> **The request**
Print each line exactly as it appears, from the line containing "window-title: Smartcard- oder" up to and including the line containing "cancel-button[interactable]: Abbrechen <box>533".
━━━
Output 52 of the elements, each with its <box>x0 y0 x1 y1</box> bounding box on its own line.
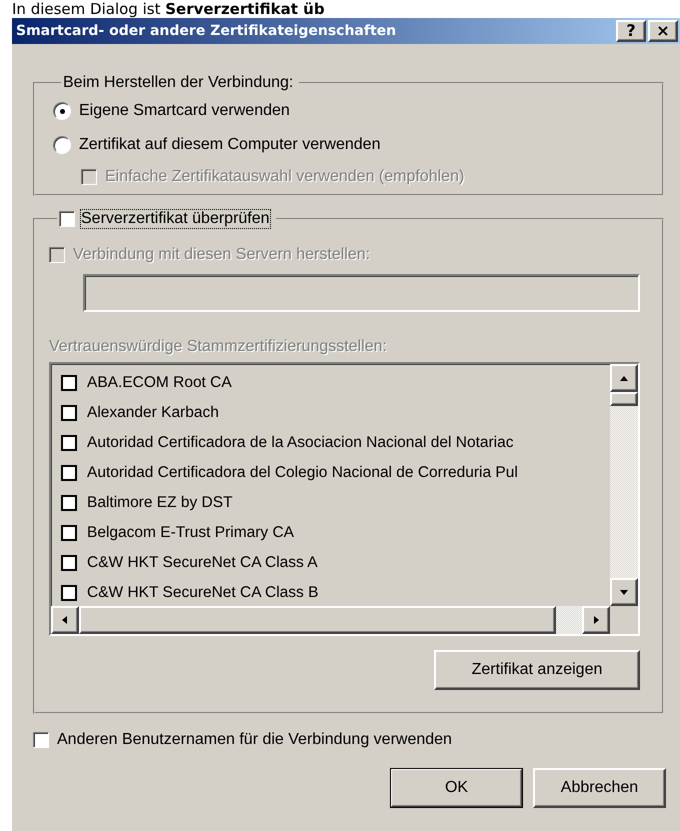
window-title: Smartcard- oder andere Zertifikateigenschaften <box>16 23 396 39</box>
checkbox[interactable] <box>61 375 77 391</box>
item-label: C&W HKT SecureNet CA Class B <box>87 584 318 602</box>
list-item[interactable]: Baltimore EZ by DST <box>61 488 610 518</box>
checkbox[interactable] <box>61 465 77 481</box>
item-label: ABA.ECOM Root CA <box>87 374 232 392</box>
checkbox[interactable] <box>59 211 75 227</box>
list-item[interactable]: Autoridad Certificadora de la Asociacion Nacional del Notariac <box>61 428 610 458</box>
radio-button[interactable] <box>53 102 71 120</box>
radio-button[interactable] <box>53 136 71 154</box>
ok-button[interactable]: OK <box>390 768 523 808</box>
group-legend: Serverzertifikat überprüfen <box>81 210 270 228</box>
scroll-thumb[interactable] <box>610 392 638 406</box>
item-label: Autoridad Certificadora del Colegio Nacional de Correduria Pul <box>87 464 518 482</box>
list-item[interactable]: Alexander Karbach <box>61 398 610 428</box>
checkbox-label: Verbindung mit diesen Servern herstellen: <box>73 246 370 264</box>
item-label: C&W HKT SecureNet CA Class A <box>87 554 318 572</box>
list-item[interactable]: C&W HKT SecureNet CA Class A <box>61 548 610 578</box>
cancel-button[interactable]: Abbrechen <box>533 768 666 808</box>
group-legend: Beim Herstellen der Verbindung: <box>63 74 294 92</box>
view-certificate-button[interactable]: Zertifikat anzeigen <box>434 650 640 690</box>
item-label: Autoridad Certificadora de la Asociacion Nacional del Notariac <box>87 434 514 452</box>
radio-label: Eigene Smartcard verwenden <box>79 102 290 120</box>
item-label: Baltimore EZ by DST <box>87 494 233 512</box>
checkbox[interactable] <box>61 555 77 571</box>
item-label: Alexander Karbach <box>87 404 219 422</box>
help-button[interactable]: ? <box>616 20 646 42</box>
list-item[interactable]: Autoridad Certificadora del Colegio Nacional de Correduria Pul <box>61 458 610 488</box>
down-arrow-icon <box>619 587 629 597</box>
left-arrow-icon <box>60 615 70 625</box>
checkbox[interactable] <box>61 435 77 451</box>
list-label: Vertrauenswürdige Stammzertifizierungsstellen: <box>49 338 387 356</box>
item-label: Belgacom E-Trust Primary CA <box>87 524 294 542</box>
header-text: In diesem Dialog ist Serverzertifikat üb <box>11 0 326 18</box>
checkbox[interactable] <box>61 585 77 601</box>
close-button[interactable]: × <box>648 20 678 42</box>
vertical-scrollbar[interactable] <box>610 364 638 606</box>
checkbox[interactable] <box>61 495 77 511</box>
checkbox-label: Anderen Benutzernamen für die Verbindung verwenden <box>57 731 452 749</box>
list-item[interactable]: C&W HKT SecureNet CA Class B <box>61 578 610 606</box>
scroll-left-button[interactable] <box>51 606 79 634</box>
scroll-right-button[interactable] <box>582 606 610 634</box>
scroll-up-button[interactable] <box>610 364 638 392</box>
radio-label: Zertifikat auf diesem Computer verwenden <box>79 136 380 154</box>
checkbox[interactable] <box>33 732 49 748</box>
checkbox-label: Einfache Zertifikatauswahl verwenden (empfohlen) <box>105 168 464 186</box>
right-arrow-icon <box>591 615 601 625</box>
list-item[interactable]: ABA.ECOM Root CA <box>61 368 610 398</box>
scroll-down-button[interactable] <box>610 578 638 606</box>
checkbox[interactable] <box>61 525 77 541</box>
checkbox[interactable] <box>61 405 77 421</box>
list-item[interactable]: Belgacom E-Trust Primary CA <box>61 518 610 548</box>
━━━
> **Written response**
window-title: Smartcard- oder andere Zertifikateigenschaften <box>16 23 396 39</box>
checkbox[interactable] <box>61 375 77 391</box>
item-label: C&W HKT SecureNet CA Class B <box>87 584 318 602</box>
list-item[interactable]: Baltimore EZ by DST <box>61 488 610 518</box>
checkbox[interactable] <box>61 465 77 481</box>
item-label: ABA.ECOM Root CA <box>87 374 232 392</box>
checkbox[interactable] <box>59 211 75 227</box>
list-item[interactable]: Autoridad Certificadora de la Asociacion Nacional del Notariac <box>61 428 610 458</box>
radio-button[interactable] <box>53 102 71 120</box>
radio-button[interactable] <box>53 136 71 154</box>
ok-button[interactable]: OK <box>390 768 523 808</box>
group-legend: Serverzertifikat überprüfen <box>81 210 270 228</box>
scroll-thumb[interactable] <box>610 392 638 406</box>
item-label: Autoridad Certificadora del Colegio Nacional de Correduria Pul <box>87 464 518 482</box>
list-item[interactable]: Alexander Karbach <box>61 398 610 428</box>
checkbox-label: Verbindung mit diesen Servern herstellen: <box>73 246 370 264</box>
item-label: C&W HKT SecureNet CA Class A <box>87 554 318 572</box>
list-item[interactable]: C&W HKT SecureNet CA Class A <box>61 548 610 578</box>
cancel-button[interactable]: Abbrechen <box>533 768 666 808</box>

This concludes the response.